Collected data
###

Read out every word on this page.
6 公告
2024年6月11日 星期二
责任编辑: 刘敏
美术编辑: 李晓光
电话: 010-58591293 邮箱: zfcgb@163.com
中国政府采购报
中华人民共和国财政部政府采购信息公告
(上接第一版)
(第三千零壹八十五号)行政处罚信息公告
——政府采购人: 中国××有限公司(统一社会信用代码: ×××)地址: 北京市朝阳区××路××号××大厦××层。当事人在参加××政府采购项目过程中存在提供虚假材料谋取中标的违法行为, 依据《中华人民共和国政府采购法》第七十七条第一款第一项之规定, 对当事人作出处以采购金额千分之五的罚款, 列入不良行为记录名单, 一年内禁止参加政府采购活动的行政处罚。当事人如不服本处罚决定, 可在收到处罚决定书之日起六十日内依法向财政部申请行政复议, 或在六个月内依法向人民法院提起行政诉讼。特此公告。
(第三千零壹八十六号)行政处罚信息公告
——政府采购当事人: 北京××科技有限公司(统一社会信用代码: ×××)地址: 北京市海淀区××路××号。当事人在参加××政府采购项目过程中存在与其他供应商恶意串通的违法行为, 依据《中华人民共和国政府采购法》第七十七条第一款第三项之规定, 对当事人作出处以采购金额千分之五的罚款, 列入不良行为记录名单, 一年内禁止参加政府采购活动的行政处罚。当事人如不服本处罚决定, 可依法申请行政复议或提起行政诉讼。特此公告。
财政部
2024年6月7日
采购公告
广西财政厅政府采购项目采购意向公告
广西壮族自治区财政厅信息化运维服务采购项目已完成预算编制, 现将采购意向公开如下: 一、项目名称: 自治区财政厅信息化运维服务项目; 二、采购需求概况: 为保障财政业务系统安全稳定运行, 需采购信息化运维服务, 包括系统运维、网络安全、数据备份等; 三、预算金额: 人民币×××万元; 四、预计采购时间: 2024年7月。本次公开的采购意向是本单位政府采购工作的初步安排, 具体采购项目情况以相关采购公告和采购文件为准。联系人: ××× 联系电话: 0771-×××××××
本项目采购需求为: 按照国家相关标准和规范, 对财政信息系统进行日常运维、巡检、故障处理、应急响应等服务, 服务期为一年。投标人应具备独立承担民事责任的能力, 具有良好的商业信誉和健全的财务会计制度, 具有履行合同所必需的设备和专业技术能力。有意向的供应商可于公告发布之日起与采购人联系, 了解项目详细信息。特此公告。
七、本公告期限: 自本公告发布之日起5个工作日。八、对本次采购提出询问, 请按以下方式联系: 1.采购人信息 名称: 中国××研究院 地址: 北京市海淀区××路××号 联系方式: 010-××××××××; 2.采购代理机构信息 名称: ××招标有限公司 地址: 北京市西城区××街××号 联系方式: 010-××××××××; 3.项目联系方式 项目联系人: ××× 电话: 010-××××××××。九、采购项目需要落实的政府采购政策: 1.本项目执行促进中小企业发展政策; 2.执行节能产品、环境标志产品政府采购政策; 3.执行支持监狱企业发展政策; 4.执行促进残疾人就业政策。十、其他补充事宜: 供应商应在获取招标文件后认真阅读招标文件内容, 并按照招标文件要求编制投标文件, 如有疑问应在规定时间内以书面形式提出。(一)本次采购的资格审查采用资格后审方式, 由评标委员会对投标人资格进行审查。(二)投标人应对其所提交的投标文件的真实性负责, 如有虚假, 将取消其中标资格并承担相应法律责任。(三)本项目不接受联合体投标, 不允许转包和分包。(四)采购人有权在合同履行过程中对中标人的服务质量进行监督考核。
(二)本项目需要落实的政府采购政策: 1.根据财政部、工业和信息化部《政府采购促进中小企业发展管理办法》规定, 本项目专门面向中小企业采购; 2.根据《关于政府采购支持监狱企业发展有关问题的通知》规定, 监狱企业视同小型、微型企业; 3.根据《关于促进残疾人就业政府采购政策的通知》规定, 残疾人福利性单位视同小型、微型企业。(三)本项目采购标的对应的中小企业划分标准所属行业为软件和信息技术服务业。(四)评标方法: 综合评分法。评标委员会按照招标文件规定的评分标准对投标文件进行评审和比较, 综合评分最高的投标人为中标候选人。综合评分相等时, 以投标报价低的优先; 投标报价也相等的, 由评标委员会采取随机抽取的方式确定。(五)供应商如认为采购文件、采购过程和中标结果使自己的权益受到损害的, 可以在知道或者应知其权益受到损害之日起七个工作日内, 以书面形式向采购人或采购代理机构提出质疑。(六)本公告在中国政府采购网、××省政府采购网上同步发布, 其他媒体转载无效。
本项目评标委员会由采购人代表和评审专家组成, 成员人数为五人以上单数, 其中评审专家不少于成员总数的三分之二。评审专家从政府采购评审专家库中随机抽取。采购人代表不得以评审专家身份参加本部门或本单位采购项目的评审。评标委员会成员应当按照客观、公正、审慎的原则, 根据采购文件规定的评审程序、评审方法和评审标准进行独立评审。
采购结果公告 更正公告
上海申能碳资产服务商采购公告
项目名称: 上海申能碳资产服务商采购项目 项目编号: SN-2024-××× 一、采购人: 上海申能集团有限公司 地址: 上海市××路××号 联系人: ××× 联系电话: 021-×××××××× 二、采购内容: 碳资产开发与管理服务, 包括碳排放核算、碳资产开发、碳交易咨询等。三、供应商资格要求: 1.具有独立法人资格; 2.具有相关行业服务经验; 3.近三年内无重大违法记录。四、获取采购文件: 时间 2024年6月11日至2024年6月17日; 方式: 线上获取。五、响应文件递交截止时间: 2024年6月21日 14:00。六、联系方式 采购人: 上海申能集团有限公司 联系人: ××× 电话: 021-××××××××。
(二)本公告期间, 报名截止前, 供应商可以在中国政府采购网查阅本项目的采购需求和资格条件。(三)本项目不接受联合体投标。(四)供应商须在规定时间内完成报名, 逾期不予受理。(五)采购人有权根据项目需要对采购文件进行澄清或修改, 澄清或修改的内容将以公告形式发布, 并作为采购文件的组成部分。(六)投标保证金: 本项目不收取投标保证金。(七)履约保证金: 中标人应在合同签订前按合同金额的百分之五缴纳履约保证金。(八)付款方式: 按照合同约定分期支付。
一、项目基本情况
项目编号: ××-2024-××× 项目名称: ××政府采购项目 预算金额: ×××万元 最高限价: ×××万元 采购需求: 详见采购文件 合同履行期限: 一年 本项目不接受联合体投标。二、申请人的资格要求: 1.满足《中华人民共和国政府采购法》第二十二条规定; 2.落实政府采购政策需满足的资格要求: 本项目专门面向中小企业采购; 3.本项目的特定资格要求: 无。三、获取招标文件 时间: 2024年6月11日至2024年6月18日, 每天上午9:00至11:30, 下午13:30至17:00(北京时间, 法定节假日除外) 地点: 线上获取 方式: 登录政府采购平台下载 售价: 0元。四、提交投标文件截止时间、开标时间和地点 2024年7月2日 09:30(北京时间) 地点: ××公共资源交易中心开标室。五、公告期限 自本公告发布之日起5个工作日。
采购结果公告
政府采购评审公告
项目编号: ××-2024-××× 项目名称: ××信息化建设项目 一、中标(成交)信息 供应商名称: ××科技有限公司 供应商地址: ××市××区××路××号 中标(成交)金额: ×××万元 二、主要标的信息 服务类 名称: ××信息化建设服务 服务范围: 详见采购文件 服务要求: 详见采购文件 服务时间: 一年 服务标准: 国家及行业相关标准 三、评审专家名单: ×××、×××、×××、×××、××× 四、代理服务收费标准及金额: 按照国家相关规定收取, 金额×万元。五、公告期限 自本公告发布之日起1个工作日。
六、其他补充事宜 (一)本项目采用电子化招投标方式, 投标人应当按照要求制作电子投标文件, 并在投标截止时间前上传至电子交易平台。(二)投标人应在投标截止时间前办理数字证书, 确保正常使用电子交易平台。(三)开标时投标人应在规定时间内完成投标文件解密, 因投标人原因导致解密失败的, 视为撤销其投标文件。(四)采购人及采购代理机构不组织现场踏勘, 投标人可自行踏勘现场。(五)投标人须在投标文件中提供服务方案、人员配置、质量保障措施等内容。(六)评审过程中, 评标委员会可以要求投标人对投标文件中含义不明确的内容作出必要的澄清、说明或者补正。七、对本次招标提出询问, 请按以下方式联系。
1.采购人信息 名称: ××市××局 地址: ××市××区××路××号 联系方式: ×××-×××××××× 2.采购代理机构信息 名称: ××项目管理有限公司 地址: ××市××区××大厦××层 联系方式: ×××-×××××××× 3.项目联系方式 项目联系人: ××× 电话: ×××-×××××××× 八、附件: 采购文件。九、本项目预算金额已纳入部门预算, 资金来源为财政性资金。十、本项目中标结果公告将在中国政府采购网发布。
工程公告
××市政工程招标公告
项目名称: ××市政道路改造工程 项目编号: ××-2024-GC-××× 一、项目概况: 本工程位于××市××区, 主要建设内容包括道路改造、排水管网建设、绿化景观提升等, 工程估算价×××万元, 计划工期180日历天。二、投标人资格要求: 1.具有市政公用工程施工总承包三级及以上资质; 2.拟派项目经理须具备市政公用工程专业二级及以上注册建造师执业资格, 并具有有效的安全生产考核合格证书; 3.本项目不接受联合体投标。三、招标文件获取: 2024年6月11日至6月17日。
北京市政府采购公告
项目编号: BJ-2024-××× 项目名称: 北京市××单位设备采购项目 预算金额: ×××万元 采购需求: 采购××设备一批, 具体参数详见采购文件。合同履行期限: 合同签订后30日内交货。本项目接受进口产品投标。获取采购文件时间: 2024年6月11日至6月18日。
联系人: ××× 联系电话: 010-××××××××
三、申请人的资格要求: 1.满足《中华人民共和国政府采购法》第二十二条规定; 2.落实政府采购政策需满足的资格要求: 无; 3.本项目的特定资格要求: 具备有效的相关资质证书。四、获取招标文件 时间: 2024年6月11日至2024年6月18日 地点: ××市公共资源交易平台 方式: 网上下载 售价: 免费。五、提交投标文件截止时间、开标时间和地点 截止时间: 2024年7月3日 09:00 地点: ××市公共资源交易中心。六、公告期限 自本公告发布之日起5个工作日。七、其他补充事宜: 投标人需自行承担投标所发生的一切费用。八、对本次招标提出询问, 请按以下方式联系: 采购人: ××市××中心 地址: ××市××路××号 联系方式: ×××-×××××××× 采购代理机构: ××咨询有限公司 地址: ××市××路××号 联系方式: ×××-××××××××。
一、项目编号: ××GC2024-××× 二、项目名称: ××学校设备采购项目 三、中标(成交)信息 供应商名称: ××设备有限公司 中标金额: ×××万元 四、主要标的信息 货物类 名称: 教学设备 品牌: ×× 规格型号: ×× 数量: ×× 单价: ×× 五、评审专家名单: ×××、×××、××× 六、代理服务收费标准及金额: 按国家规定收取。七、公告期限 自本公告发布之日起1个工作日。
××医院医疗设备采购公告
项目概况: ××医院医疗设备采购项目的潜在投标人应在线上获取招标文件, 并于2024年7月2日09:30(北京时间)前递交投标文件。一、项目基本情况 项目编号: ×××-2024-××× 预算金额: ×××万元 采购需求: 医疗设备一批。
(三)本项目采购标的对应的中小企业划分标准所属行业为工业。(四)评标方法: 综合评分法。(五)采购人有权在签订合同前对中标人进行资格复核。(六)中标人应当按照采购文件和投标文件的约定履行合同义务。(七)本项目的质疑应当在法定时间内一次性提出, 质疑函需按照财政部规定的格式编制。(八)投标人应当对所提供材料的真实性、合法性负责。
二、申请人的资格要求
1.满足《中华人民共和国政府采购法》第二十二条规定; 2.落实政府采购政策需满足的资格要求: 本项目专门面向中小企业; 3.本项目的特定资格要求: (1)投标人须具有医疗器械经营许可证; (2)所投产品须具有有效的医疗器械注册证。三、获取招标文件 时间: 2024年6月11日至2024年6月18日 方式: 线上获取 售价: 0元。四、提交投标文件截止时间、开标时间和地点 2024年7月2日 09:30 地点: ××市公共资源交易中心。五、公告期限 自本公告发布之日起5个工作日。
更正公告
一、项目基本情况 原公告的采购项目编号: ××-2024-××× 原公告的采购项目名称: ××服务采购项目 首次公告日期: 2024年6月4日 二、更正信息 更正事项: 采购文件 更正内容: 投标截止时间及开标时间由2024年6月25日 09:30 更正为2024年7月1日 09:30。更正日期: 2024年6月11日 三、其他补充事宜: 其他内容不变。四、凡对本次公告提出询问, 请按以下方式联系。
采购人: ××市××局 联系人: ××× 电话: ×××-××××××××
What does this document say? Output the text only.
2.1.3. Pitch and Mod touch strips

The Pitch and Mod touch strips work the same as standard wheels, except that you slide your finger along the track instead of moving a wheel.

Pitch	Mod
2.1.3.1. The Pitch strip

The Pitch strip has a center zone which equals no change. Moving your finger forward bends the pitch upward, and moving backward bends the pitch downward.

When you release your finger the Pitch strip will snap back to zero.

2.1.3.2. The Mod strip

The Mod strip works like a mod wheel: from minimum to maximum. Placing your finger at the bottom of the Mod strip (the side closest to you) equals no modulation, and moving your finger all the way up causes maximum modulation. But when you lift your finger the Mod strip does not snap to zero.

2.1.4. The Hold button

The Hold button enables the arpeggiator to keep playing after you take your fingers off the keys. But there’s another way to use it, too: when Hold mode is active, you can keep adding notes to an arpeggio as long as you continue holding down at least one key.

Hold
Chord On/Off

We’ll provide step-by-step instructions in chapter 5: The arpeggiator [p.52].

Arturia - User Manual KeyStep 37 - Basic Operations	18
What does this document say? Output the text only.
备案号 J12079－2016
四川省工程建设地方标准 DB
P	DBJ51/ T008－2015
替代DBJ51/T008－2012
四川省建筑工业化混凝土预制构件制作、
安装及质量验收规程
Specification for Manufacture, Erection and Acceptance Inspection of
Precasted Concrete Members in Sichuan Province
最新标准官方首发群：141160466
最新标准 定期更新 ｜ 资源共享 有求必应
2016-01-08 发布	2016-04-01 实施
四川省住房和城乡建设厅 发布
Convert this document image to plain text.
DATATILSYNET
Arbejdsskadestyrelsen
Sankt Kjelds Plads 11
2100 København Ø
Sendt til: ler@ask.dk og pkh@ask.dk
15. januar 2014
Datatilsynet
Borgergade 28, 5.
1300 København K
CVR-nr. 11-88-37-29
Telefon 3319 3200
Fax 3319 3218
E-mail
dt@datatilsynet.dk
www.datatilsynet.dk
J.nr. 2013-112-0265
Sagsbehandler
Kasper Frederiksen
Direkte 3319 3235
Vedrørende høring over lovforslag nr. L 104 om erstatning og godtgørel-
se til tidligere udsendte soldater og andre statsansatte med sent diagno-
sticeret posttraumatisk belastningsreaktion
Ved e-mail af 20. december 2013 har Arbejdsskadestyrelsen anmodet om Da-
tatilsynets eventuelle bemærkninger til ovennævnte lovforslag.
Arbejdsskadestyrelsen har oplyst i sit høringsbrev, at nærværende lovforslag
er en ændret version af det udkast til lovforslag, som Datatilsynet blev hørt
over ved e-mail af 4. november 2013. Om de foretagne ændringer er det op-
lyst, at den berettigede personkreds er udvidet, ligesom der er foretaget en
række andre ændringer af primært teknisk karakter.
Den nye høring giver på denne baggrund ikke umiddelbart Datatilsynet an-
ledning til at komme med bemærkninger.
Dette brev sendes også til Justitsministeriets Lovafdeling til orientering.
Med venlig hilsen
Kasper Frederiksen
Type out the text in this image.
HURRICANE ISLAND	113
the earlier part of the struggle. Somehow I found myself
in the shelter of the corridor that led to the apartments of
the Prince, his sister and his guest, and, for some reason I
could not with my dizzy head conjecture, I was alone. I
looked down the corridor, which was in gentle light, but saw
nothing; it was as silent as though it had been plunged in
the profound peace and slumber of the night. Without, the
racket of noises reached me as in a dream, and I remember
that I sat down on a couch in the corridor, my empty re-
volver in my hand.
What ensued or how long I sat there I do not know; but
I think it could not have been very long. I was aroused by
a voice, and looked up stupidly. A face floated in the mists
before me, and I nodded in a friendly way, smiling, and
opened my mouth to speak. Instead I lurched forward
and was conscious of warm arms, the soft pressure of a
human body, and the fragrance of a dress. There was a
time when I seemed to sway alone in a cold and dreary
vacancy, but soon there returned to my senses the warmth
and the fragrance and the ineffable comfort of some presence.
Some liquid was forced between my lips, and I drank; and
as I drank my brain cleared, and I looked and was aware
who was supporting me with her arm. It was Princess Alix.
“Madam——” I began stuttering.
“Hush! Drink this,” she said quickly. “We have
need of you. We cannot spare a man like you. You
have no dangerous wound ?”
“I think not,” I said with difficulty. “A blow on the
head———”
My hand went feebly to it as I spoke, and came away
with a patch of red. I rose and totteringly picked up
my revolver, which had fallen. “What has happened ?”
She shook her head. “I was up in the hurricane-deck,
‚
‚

###

**The problem:** Scan the listing above for the word "alone" and copy every line that holds it.

**Expected output:**
could not with my dizzy head conjecture, I was alone. I
time when I seemed to sway alone in a cold and dreary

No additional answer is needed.